━━━━━ Given text ━━━━━
'Mein alter Herr' (von Stein) 'pflegte dann wohl scherzend zu sagen: Ich müsse von irgend eine Hexe meinen Altem als ein Wechselbalg in's Nest gelegt seyn; ich gehöre offenbar einem Stamm amerikanischer wilden an, und habe noch die Hühnerhundnase zum Auswittern des verschiedenen Blutes.' Arndt, speaking of his power to detect at sight (when seen at a distance) Russians, English, etc., says that Von Stein replied thus in his surprise. But I have cited the passage as one which amply illustrates the suspensive form of sentence in the German always indicated by a colon (:), thus: 'zu sagen: Ich müsse'—to say that I must have been (p. 164).

The active sense of fearful, viz., that which causes and communicates terror—not that which receives terror—was undoubtedly in Shakespeare's age, but especially amongst poets, the preponderant sense. Accordingly I am of opinion that even in neutral cases, such as are open indifferently to either sense, viz., that which affrights, or that which is itself affrighted, the bias in Shakespeare's interpretation of the feeling lay towards the former movement. For instance, in one of his sonnets:

'Oh, fearful meditation! where, alas!'

the true construction I believe to be—not this: Oh, though deriving terror from the circumstances surrounding thee, suffering terror from the entourage of considerations pursuing thee; but this: Oh, thought impressing and creating terror, etc. A 'fearful' agent in Shakespeare's use is not one that shrinks in alarm from the act, but an agent that causes others to shrink; not panic-struck, but panic-striking.
━━━━━
• _Set problem_:
Reproduce the portion of the given text between "the true construction" and "panic-struck, but panic-striking.", inclusive.
━━━━━ Provided information ━━━━━
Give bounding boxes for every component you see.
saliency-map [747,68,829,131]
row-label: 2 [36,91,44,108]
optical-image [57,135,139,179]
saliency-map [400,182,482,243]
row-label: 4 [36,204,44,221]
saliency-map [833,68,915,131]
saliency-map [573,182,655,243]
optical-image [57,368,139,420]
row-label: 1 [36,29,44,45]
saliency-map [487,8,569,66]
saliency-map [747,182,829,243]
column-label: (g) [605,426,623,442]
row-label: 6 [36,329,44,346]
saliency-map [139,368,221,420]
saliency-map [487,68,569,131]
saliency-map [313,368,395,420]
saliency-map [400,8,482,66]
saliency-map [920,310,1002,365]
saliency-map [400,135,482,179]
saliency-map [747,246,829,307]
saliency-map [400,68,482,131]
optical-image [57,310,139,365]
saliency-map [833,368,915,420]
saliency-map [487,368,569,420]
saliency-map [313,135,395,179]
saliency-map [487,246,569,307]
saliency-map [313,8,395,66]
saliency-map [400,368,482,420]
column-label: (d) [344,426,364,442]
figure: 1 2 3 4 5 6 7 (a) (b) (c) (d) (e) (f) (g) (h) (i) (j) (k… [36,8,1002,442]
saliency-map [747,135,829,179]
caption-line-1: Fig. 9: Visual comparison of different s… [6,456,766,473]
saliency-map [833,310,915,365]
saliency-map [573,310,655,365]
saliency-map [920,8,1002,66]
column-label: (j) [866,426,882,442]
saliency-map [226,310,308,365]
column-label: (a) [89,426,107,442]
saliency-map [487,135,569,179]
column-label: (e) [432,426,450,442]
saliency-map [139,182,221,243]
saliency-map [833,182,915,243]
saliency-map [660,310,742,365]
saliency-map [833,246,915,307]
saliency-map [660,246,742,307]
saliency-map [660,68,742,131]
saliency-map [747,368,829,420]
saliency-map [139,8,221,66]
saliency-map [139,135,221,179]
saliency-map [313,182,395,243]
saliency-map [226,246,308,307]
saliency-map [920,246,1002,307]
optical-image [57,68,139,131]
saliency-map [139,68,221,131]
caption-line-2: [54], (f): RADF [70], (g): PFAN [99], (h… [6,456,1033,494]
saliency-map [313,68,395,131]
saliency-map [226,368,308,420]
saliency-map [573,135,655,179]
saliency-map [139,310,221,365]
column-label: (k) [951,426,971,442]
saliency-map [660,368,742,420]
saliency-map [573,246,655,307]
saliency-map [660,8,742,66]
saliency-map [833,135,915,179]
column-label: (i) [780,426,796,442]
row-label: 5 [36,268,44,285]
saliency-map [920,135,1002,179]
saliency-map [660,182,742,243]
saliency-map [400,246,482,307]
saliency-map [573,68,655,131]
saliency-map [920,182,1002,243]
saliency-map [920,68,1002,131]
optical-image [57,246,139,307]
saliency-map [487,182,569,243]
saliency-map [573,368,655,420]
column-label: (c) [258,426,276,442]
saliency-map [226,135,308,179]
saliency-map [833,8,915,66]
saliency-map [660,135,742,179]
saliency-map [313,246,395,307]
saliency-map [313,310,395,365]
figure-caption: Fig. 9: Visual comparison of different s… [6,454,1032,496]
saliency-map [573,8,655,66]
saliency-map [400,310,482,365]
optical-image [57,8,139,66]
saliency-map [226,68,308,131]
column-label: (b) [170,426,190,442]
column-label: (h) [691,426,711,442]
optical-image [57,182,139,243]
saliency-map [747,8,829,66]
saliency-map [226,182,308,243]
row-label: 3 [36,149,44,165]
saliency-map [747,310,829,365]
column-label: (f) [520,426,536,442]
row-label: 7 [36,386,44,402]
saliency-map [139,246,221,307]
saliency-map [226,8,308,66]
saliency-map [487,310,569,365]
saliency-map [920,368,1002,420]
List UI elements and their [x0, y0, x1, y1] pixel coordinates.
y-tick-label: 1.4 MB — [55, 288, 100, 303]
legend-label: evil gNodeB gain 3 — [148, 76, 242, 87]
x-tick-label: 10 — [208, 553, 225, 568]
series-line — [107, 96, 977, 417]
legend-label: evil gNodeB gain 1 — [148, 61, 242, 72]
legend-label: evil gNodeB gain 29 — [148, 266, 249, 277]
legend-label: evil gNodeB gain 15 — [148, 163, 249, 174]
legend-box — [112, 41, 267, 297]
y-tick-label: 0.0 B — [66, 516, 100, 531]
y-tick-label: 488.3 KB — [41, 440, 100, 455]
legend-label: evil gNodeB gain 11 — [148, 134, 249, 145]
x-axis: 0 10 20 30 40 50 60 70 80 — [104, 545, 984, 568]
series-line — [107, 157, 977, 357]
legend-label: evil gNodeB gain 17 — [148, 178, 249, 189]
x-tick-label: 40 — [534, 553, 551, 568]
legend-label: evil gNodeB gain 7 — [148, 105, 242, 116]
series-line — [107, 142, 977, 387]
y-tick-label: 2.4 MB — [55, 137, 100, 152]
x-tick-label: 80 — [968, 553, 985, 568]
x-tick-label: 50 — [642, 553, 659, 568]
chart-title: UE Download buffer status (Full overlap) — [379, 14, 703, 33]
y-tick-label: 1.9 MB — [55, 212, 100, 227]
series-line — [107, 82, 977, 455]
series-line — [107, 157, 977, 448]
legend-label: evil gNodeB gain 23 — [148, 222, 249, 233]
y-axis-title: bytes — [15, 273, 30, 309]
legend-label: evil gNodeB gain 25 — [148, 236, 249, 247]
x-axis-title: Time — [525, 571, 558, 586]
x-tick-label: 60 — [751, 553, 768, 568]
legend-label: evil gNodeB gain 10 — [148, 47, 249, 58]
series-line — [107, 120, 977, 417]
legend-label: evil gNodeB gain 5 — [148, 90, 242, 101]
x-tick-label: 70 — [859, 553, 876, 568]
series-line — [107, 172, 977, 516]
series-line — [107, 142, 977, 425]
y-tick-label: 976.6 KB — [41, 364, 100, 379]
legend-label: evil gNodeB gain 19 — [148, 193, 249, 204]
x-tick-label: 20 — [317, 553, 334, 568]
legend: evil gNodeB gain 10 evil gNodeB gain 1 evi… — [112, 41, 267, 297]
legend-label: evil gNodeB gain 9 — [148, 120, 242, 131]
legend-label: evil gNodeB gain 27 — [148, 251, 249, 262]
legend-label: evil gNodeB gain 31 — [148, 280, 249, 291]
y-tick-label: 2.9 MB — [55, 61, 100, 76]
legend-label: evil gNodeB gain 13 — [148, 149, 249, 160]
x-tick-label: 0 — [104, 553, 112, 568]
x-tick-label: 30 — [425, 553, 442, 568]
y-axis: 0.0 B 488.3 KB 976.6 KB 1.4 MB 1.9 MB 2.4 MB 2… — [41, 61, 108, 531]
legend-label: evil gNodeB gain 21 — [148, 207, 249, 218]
━━━━━
• _Reply_:
the true construction I believe to be—not this: Oh, though deriving terror from the circumstances surrounding thee, suffering terror from the entourage of considerations pursuing thee; but this: Oh, thought impressing and creating terror, etc. A 'fearful' agent in Shakespeare's use is not one that shrinks in alarm from the act, but an agent that causes others to shrink; not panic-struck, but panic-striking.